Saved entries
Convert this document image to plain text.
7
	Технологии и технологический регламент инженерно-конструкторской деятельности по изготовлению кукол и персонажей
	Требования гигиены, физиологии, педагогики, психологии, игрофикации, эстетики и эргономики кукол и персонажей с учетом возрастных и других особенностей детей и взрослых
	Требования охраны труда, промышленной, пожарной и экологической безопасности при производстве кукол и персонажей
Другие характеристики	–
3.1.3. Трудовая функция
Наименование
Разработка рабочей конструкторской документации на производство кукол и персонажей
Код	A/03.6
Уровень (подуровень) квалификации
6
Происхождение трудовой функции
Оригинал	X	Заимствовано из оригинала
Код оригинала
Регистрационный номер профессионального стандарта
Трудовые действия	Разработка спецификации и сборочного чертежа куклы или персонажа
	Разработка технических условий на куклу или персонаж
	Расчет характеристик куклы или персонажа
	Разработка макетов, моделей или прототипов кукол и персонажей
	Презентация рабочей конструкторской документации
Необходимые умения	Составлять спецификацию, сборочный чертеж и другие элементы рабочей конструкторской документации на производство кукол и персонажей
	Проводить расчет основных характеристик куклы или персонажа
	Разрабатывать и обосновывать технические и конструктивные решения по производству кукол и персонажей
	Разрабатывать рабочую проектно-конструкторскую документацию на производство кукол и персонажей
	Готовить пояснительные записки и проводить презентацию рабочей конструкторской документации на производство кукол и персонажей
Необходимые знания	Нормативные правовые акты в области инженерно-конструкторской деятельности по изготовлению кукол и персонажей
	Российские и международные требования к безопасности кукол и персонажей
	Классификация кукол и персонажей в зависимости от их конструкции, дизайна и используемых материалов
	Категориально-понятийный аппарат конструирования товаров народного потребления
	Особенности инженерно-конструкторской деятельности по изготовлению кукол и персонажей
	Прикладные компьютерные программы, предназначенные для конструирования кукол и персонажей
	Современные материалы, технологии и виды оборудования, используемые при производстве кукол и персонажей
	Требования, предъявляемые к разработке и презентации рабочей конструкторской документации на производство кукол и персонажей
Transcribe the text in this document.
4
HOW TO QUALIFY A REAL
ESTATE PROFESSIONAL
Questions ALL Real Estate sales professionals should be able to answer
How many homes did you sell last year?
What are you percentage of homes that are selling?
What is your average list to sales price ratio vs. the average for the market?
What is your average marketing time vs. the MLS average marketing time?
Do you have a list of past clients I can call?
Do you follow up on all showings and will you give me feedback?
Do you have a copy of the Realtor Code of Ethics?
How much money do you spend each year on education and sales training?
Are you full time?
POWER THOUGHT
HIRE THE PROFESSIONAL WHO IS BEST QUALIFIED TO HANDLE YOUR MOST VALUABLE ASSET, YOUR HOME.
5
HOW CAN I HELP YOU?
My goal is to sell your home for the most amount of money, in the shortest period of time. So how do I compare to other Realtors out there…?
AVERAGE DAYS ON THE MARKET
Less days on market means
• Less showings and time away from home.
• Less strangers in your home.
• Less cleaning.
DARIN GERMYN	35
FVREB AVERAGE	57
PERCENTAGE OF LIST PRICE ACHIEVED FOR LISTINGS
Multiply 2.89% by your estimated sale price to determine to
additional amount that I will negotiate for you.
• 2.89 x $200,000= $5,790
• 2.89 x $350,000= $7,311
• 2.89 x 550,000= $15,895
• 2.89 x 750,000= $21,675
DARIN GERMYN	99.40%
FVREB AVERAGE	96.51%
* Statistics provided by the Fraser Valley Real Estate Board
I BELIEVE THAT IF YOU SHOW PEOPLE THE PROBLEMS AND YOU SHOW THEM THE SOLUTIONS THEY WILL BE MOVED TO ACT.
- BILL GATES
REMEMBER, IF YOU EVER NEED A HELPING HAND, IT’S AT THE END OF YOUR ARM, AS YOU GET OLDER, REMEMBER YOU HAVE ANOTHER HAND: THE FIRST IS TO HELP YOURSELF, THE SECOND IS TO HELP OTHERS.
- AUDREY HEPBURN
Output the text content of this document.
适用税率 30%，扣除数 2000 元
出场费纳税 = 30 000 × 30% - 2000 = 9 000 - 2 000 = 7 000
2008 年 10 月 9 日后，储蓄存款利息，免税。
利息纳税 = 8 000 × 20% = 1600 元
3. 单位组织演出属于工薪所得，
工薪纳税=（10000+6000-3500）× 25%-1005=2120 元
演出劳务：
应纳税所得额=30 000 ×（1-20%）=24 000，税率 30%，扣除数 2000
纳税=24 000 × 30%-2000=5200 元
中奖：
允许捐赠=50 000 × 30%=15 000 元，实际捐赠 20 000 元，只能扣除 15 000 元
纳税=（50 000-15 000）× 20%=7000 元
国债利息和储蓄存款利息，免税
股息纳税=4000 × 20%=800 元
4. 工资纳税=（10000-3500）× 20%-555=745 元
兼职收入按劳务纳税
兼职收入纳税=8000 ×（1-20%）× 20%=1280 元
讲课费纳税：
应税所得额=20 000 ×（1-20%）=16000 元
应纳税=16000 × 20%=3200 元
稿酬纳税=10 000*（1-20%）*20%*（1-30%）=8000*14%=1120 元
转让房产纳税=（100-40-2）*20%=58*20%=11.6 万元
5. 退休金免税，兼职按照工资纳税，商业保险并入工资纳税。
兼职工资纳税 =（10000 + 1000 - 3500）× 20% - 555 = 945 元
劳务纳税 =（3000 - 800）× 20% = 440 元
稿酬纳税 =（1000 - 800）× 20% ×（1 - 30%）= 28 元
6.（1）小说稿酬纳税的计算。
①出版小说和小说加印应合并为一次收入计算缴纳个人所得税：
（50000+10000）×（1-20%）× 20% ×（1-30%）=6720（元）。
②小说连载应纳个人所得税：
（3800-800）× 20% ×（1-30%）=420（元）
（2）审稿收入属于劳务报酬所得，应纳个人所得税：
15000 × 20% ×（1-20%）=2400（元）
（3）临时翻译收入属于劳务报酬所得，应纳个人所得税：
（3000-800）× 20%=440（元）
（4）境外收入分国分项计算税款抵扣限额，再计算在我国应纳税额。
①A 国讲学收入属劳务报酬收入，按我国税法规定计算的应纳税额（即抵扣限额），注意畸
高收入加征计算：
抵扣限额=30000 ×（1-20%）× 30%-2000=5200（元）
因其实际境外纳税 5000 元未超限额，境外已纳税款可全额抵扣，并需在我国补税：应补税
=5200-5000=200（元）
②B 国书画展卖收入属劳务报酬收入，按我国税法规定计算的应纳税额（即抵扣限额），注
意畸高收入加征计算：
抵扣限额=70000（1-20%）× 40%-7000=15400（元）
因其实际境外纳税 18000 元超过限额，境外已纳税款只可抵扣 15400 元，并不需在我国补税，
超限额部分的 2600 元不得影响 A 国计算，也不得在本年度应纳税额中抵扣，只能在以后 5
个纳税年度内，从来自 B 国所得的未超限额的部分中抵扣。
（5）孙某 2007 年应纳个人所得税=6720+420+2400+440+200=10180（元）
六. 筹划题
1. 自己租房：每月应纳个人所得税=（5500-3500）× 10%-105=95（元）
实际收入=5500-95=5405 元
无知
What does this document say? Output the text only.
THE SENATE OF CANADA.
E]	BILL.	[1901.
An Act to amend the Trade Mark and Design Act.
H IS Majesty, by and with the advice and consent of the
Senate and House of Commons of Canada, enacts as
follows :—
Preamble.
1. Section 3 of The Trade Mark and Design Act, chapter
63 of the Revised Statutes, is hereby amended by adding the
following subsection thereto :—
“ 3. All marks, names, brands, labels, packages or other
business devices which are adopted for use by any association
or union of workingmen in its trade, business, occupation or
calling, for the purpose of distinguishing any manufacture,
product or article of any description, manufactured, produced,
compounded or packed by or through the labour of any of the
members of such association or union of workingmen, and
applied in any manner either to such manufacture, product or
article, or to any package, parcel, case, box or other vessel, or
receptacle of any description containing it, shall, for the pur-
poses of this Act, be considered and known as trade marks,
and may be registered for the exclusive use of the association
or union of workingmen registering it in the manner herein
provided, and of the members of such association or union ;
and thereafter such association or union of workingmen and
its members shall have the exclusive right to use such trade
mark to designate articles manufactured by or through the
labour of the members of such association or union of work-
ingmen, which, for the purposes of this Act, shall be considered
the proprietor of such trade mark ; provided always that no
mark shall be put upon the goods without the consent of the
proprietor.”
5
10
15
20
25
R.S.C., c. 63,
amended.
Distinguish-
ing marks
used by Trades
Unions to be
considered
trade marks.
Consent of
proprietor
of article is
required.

> _To be done_: From the entries above, list each line with "производство" in it.

> _Result for this exercise_:
Разработка рабочей конструкторской документации на производство кукол и персонажей
Необходимые умения	Составлять спецификацию, сборочный чертеж и другие элементы рабочей конструкторской документации на производство кукол и персонажей
	Разрабатывать рабочую проектно-конструкторскую документацию на производство кукол и персонажей
	Готовить пояснительные записки и проводить презентацию рабочей конструкторской документации на производство кукол и персонажей
	Требования, предъявляемые к разработке и презентации рабочей конструкторской документации на производство кукол и персонажей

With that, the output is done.